Exercise: Using the document excerpt on the posterior distribution, mark each statement yes or no, and quote the words from the excerpt that settle it. 1. The excerpt states that the posterior distribution can be summarized. 2. The equation for the posterior distribution is numbered 46. 3. The excerpt describes approximating the forward process by matching three quantities.

Document excerpt:
+++++

The posterior distribution  $q(\mathbf{z}_{t-1} \mid \mathbf{z}_t, \mathbf{z}_0)$  can be summarized as follows:

$$q(\mathbf{z}_{t-1} \mid \mathbf{z}_t, \mathbf{z}_0) = \mathcal{NC}(\mathbf{z}_{t-1}; [\tilde{\boldsymbol{\mu}}_t]_{\times S}, [\tilde{\boldsymbol{\Sigma}}_t]_{\times S}, \tilde{\Theta}_t), \quad (64)$$

where  $Z$  is a normalizing constant. We approximate the reverse process by matching  $\tilde{\boldsymbol{\mu}}_\theta(\mathbf{z}_t)$ ,  $\tilde{\boldsymbol{\Sigma}}_\theta(\mathbf{z}_t)$ , and  $\tilde{\Theta}_\theta(\mathbf{z}_t)$ .

+++++

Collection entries
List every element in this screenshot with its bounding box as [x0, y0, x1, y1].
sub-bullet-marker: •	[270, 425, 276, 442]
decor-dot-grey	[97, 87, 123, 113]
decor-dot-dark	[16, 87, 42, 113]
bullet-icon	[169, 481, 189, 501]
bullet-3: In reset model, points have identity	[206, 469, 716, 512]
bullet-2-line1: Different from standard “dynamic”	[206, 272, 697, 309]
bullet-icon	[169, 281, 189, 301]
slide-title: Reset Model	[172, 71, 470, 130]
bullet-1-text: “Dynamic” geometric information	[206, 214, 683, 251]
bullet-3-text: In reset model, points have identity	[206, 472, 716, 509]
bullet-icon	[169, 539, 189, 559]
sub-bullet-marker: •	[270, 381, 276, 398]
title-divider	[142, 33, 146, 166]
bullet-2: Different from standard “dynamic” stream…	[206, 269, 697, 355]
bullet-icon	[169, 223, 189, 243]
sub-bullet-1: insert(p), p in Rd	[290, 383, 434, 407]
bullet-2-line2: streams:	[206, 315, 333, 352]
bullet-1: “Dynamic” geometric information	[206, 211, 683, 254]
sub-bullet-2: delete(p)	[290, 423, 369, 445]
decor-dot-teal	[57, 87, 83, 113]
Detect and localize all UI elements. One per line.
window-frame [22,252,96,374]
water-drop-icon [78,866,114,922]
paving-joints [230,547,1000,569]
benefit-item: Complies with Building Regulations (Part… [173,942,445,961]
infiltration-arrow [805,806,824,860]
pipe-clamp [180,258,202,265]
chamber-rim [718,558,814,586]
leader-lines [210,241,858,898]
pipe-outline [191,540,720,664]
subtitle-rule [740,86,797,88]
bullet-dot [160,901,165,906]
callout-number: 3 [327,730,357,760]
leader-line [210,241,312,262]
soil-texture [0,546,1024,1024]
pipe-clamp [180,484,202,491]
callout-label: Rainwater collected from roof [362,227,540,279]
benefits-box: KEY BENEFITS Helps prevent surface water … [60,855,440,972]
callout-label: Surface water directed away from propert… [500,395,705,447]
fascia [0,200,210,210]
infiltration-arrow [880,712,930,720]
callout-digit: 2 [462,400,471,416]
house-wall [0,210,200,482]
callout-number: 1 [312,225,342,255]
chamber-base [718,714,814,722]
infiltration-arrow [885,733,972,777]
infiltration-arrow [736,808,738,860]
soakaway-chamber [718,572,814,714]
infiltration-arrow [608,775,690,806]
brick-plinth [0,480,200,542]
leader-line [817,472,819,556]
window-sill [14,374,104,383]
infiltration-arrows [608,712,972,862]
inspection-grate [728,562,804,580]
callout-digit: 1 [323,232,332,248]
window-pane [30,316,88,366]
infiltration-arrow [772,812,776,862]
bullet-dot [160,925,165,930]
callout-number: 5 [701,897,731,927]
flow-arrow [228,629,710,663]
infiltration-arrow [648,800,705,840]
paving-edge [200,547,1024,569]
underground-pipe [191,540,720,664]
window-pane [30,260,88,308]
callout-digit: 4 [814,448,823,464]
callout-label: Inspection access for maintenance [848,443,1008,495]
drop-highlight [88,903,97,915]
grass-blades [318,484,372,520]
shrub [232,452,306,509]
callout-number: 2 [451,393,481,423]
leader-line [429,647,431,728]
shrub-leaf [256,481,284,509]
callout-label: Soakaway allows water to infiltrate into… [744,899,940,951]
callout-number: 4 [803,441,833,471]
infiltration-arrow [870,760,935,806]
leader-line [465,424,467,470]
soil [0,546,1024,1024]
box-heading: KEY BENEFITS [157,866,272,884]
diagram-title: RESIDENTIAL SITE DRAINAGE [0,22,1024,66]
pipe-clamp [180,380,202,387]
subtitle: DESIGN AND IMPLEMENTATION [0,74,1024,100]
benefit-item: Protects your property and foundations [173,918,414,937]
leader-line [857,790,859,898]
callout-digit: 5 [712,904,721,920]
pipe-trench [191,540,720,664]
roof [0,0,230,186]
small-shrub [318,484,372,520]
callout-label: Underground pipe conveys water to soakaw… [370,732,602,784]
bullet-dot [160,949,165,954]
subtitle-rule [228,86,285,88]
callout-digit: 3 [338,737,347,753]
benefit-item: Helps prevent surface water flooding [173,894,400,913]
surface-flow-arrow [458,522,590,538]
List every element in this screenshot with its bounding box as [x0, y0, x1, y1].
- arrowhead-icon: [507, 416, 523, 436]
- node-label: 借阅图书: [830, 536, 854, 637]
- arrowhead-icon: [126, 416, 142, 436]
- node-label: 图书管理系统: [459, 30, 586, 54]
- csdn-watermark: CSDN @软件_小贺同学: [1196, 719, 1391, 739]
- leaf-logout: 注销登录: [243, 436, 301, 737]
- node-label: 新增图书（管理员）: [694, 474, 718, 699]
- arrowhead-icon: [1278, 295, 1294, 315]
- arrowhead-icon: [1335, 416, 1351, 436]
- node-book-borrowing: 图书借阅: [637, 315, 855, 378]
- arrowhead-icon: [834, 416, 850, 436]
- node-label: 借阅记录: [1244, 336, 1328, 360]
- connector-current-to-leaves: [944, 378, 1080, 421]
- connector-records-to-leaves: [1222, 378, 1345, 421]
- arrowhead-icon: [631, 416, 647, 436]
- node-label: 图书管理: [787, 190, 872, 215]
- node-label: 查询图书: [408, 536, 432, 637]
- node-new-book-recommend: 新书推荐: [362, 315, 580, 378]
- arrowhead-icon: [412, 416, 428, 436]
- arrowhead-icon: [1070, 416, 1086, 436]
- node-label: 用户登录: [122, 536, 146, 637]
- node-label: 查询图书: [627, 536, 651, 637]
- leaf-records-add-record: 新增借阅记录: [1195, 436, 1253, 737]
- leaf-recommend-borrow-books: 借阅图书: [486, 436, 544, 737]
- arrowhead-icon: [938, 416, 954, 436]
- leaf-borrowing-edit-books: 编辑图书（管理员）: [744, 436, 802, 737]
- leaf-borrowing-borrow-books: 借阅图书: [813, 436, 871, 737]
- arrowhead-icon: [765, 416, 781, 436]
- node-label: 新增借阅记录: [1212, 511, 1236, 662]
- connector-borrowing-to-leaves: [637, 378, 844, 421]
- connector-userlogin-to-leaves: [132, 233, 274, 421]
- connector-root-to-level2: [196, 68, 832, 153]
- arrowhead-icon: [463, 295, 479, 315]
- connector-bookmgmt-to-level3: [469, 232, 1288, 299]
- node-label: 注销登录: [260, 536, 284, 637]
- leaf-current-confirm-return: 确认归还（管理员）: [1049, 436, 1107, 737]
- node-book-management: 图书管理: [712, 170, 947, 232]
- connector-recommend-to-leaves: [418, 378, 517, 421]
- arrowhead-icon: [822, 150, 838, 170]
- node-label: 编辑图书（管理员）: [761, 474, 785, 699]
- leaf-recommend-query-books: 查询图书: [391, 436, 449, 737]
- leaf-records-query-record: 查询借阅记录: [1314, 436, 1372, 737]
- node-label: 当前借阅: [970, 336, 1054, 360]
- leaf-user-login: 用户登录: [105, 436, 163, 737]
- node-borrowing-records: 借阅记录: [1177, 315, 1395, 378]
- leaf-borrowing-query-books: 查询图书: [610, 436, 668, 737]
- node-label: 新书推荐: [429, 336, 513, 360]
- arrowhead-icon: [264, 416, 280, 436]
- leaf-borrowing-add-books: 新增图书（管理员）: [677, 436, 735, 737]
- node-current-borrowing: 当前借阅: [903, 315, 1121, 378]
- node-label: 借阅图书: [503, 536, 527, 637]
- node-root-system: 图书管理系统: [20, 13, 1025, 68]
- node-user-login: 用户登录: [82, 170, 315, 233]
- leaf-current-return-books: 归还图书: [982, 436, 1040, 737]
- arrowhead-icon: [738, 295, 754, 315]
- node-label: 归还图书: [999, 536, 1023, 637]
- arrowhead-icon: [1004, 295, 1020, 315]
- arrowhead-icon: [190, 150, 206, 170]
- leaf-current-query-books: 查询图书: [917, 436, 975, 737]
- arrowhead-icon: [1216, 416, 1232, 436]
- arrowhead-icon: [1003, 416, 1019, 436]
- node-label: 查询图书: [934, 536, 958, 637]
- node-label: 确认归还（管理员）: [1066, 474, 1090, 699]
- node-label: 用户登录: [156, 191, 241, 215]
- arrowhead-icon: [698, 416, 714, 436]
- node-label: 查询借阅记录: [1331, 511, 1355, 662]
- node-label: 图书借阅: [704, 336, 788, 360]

+++++

Complete answer:
1. Yes: "can be summarized as follows"
2. No: "(64)"
3. No: "We approximate the reverse process by matching"